● **Stated task**: Reproduce the records below without any changes, from their first line through the line that contains "27, 60, 39]".

● **Provided data**:
[start]
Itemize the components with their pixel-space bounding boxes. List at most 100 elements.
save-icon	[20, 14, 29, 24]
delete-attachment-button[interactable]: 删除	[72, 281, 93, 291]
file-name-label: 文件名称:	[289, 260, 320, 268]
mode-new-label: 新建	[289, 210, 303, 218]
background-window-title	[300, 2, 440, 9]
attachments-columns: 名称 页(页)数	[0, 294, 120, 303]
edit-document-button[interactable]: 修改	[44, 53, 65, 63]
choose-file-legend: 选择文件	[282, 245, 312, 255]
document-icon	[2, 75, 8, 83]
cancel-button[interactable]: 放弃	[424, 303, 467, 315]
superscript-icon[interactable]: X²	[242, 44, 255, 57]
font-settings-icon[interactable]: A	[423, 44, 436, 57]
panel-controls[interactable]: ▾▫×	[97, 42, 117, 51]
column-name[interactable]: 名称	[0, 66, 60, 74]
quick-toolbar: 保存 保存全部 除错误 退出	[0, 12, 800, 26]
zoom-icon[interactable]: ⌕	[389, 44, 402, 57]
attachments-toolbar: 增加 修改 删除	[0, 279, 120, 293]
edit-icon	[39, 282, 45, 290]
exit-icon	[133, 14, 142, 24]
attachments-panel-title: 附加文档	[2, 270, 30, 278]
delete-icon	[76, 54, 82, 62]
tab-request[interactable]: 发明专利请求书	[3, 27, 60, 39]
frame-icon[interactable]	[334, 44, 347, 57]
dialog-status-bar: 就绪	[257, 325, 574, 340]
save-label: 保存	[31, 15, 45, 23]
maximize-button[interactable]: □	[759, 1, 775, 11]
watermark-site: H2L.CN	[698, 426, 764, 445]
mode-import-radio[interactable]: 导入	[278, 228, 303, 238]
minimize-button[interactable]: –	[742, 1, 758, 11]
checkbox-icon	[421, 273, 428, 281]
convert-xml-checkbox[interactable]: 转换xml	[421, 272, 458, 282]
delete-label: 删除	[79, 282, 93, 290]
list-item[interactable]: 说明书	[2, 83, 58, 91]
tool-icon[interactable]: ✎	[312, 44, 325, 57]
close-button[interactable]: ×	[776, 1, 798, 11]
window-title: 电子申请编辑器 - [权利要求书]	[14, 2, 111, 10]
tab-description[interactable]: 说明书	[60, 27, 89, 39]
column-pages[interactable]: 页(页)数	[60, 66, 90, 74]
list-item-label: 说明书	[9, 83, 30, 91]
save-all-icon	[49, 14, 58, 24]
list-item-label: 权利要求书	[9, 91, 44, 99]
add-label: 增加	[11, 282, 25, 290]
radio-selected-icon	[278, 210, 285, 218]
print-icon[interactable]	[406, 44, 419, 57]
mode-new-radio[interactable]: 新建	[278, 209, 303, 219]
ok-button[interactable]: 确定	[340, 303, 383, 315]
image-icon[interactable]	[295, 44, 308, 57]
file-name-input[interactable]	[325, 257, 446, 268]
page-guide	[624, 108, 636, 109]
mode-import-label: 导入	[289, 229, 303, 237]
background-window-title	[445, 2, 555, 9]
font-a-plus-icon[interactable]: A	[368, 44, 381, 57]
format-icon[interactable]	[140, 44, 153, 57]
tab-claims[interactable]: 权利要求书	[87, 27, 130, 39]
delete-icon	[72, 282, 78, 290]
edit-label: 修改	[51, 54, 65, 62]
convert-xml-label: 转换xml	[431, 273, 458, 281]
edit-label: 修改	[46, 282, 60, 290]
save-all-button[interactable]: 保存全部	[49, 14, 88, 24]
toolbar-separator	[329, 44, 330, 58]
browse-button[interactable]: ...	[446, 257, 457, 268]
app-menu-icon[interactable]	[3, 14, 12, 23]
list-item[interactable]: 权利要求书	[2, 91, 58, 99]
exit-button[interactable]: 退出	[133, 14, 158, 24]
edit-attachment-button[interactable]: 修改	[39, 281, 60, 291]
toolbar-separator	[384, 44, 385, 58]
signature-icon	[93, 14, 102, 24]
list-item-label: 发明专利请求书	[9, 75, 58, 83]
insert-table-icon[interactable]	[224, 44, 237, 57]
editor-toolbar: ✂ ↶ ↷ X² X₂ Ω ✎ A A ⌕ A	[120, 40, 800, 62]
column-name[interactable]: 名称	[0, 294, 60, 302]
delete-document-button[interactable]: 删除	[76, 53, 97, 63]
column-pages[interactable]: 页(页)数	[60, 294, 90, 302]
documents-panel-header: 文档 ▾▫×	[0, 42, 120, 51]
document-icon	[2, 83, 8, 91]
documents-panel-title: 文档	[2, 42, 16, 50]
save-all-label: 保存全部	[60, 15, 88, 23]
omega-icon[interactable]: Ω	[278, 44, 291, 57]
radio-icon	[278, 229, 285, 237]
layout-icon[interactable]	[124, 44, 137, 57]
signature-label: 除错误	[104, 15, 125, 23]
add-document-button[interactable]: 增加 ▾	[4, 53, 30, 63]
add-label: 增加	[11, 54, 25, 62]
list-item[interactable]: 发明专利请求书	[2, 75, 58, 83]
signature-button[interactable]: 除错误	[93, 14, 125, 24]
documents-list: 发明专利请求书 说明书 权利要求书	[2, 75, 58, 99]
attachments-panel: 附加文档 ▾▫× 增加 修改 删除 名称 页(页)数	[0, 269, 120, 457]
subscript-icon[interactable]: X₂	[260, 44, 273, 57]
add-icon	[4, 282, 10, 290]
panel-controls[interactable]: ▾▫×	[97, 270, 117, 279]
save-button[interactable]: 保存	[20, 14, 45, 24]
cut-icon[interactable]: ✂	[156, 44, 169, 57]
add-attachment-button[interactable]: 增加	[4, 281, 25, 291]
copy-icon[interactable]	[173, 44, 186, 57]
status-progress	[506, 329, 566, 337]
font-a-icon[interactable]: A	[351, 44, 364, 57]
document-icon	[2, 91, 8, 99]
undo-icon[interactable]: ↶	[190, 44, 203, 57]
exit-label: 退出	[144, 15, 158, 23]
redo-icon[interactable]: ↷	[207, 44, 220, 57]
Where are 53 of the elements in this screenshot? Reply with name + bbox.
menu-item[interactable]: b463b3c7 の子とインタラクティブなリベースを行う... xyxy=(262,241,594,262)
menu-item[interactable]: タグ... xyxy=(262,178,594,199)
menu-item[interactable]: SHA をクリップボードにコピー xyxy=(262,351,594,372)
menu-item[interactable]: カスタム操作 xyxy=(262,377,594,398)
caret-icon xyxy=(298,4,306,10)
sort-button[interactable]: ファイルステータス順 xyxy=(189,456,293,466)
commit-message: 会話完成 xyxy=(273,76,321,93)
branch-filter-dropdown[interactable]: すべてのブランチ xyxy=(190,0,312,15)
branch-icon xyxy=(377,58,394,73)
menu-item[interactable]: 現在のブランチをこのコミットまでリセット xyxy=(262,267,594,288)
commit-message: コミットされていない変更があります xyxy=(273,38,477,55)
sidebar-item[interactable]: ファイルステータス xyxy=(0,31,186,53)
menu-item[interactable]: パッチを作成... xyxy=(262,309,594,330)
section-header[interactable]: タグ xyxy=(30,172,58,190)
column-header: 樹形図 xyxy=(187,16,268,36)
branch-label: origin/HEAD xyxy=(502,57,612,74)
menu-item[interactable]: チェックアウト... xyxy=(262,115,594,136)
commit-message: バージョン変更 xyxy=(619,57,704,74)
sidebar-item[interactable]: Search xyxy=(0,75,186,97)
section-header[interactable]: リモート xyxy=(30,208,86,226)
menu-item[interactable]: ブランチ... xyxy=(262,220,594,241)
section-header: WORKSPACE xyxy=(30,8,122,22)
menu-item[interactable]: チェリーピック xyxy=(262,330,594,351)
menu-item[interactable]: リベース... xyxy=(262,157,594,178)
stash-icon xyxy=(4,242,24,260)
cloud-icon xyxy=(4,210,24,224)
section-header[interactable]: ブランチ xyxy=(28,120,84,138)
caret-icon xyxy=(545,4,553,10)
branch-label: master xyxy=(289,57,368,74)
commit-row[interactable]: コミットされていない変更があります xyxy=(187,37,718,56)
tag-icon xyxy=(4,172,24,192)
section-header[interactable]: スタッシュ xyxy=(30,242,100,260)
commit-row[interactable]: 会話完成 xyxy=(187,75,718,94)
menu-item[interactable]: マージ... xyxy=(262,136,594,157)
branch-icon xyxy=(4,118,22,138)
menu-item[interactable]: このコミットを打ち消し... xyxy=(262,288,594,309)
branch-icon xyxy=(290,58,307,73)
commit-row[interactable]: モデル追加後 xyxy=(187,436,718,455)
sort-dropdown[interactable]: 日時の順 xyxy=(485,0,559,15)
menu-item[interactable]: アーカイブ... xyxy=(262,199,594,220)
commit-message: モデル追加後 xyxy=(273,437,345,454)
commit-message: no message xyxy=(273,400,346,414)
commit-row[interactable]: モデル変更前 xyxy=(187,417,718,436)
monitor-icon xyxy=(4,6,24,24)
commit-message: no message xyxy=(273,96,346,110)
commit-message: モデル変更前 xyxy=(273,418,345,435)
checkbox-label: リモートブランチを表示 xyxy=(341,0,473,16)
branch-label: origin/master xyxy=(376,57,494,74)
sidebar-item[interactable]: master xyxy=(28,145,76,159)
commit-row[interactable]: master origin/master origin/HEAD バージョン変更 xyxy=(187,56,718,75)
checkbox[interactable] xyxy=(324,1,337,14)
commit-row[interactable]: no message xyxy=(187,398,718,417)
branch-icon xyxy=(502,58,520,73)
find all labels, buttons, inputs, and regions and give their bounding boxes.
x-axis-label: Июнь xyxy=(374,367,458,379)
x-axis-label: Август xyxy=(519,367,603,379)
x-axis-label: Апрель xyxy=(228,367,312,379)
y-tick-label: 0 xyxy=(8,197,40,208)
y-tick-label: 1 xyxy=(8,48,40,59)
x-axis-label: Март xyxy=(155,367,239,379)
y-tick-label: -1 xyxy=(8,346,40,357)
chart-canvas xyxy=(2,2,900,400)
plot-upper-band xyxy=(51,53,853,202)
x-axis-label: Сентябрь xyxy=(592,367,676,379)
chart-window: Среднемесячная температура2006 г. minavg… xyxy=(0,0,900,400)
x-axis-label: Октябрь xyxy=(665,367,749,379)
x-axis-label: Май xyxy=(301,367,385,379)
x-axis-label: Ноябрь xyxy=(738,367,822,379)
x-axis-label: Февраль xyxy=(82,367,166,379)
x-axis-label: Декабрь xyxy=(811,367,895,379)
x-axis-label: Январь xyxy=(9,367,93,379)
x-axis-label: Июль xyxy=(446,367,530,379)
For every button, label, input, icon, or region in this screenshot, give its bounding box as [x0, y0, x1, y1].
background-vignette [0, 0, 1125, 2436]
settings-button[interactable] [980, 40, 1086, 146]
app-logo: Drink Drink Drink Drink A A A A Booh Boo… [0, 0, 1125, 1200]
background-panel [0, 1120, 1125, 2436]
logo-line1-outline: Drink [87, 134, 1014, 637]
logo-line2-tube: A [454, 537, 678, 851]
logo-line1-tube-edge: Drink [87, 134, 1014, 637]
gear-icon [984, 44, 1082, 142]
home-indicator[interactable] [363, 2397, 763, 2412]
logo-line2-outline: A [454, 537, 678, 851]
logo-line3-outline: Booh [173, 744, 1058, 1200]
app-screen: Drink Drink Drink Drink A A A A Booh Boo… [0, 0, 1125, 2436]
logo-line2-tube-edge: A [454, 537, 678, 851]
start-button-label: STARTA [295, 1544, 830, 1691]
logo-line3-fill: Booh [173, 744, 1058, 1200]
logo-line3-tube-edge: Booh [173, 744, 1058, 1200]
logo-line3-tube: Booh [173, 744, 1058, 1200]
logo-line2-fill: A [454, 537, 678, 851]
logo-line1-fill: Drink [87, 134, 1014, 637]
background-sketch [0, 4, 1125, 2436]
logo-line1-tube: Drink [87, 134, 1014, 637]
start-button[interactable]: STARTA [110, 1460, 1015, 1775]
[end]
● **Output for this exercise**:
Itemize the components with their pixel-space bounding boxes. List at most 100 elements.
save-icon	[20, 14, 29, 24]
delete-attachment-button[interactable]: 删除	[72, 281, 93, 291]
file-name-label: 文件名称:	[289, 260, 320, 268]
mode-new-label: 新建	[289, 210, 303, 218]
background-window-title	[300, 2, 440, 9]
attachments-columns: 名称 页(页)数	[0, 294, 120, 303]
edit-document-button[interactable]: 修改	[44, 53, 65, 63]
choose-file-legend: 选择文件	[282, 245, 312, 255]
document-icon	[2, 75, 8, 83]
cancel-button[interactable]: 放弃	[424, 303, 467, 315]
superscript-icon[interactable]: X²	[242, 44, 255, 57]
font-settings-icon[interactable]: A	[423, 44, 436, 57]
panel-controls[interactable]: ▾▫×	[97, 42, 117, 51]
column-name[interactable]: 名称	[0, 66, 60, 74]
quick-toolbar: 保存 保存全部 除错误 退出	[0, 12, 800, 26]
zoom-icon[interactable]: ⌕	[389, 44, 402, 57]
attachments-toolbar: 增加 修改 删除	[0, 279, 120, 293]
edit-icon	[39, 282, 45, 290]
exit-icon	[133, 14, 142, 24]
attachments-panel-title: 附加文档	[2, 270, 30, 278]
delete-icon	[76, 54, 82, 62]
tab-request[interactable]: 发明专利请求书	[3, 27, 60, 39]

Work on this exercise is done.